Make an exact copy of the lines, leaving the pictures out.

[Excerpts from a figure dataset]
● ● ●
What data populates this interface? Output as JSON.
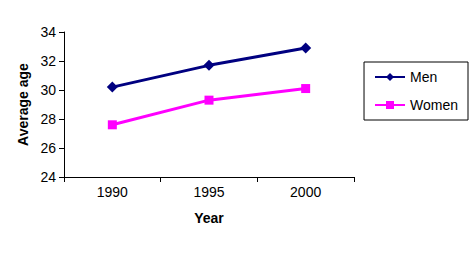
{
  "chart_data": {
    "type": "line",
    "x_label": "Year",
    "y_label": "Average age",
    "categories": [
      "1990",
      "1995",
      "2000"
    ],
    "series": [
      {
        "name": "Men",
        "color": "#000080",
        "marker": "diamond",
        "values": [
          30.2,
          31.7,
          32.9
        ]
      },
      {
        "name": "Women",
        "color": "#ff00ff",
        "marker": "square",
        "values": [
          27.6,
          29.3,
          30.1
        ]
      }
    ],
    "ylim": [
      24,
      34
    ],
    "yticks": [
      24,
      26,
      28,
      30,
      32,
      34
    ],
    "grid": false,
    "legend": "right"
  }
}
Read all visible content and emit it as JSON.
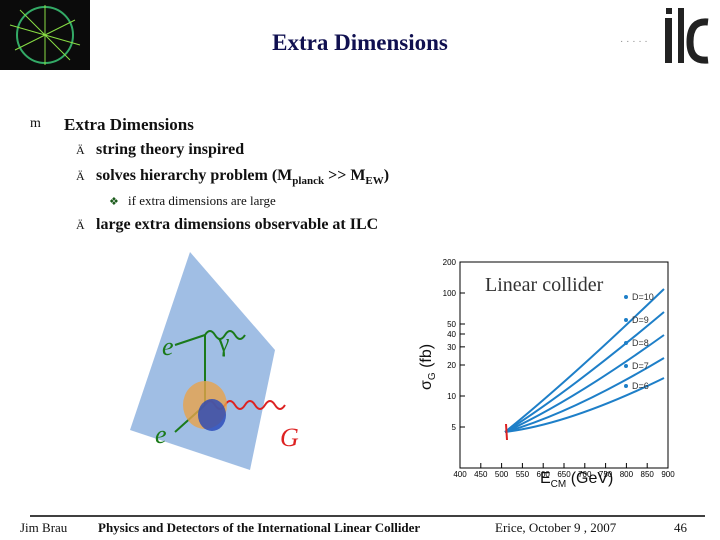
● ● ●
**Completed task**
What data populates this interface? Output as JSON.
{
  "chart_data": {
    "type": "line",
    "x_label": "Year",
    "y_label": "Average age",
    "categories": [
      "1990",
      "1995",
      "2000"
    ],
    "series": [
      {
        "name": "Men",
        "color": "#000080",
        "marker": "diamond",
        "values": [
          30.2,
          31.7,
          32.9
        ]
      },
      {
        "name": "Women",
        "color": "#ff00ff",
        "marker": "square",
        "values": [
          27.6,
          29.3,
          30.1
        ]
      }
    ],
    "ylim": [
      24,
      34
    ],
    "yticks": [
      24,
      26,
      28,
      30,
      32,
      34
    ],
    "grid": false,
    "legend": "right"
  }
}
Read all visible content and emit it as JSON.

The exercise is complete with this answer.